■ **Directions for this task**:
The entries below should be output exactly as written.

■ **Rows**:
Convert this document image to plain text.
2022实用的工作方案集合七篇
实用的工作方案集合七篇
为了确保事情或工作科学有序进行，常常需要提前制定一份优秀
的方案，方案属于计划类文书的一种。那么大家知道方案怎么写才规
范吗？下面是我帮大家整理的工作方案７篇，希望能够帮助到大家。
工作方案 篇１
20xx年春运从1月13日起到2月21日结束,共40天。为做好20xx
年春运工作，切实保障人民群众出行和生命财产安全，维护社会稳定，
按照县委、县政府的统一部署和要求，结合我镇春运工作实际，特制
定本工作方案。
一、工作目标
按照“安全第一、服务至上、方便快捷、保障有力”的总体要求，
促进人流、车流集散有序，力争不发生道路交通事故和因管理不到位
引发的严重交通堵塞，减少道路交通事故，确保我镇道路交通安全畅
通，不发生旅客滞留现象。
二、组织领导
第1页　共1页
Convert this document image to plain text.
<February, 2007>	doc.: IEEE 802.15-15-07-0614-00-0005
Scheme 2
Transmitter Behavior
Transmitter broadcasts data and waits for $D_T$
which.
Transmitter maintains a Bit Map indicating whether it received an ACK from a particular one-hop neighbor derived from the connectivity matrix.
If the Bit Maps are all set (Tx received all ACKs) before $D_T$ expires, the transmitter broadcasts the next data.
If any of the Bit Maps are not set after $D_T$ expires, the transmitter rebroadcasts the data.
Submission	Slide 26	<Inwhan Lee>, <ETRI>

■ **Task solution**:
Convert this document image to plain text.
2022实用的工作方案集合七篇
实用的工作方案集合七篇
为了确保事情或工作科学有序进行，常常需要提前制定一份优秀
的方案，方案属于计划类文书的一种。那么大家知道方案怎么写才规
范吗？下面是我帮大家整理的工作方案７篇，希望能够帮助到大家。
工作方案 篇１
20xx年春运从1月13日起到2月21日结束,共40天。为做好20xx
年春运工作，切实保障人民群众出行和生命财产安全，维护社会稳定，
按照县委、县政府的统一部署和要求，结合我镇春运工作实际，特制
定本工作方案。
一、工作目标
按照“安全第一、服务至上、方便快捷、保障有力”的总体要求，
促进人流、车流集散有序，力争不发生道路交通事故和因管理不到位
引发的严重交通堵塞，减少道路交通事故，确保我镇道路交通安全畅
通，不发生旅客滞留现象。
二、组织领导
第1页　共1页
Convert this document image to plain text.
<February, 2007>	doc.: IEEE 802.15-15-07-0614-00-0005
Scheme 2
Transmitter Behavior
Transmitter broadcasts data and waits for $D_T$
which.
Transmitter maintains a Bit Map indicating whether it received an ACK from a particular one-hop neighbor derived from the connectivity matrix.
If the Bit Maps are all set (Tx received all ACKs) before $D_T$ expires, the transmitter broadcasts the next data.
If any of the Bit Maps are not set after $D_T$ expires, the transmitter rebroadcasts the data.
Submission	Slide 26	<Inwhan Lee>, <ETRI>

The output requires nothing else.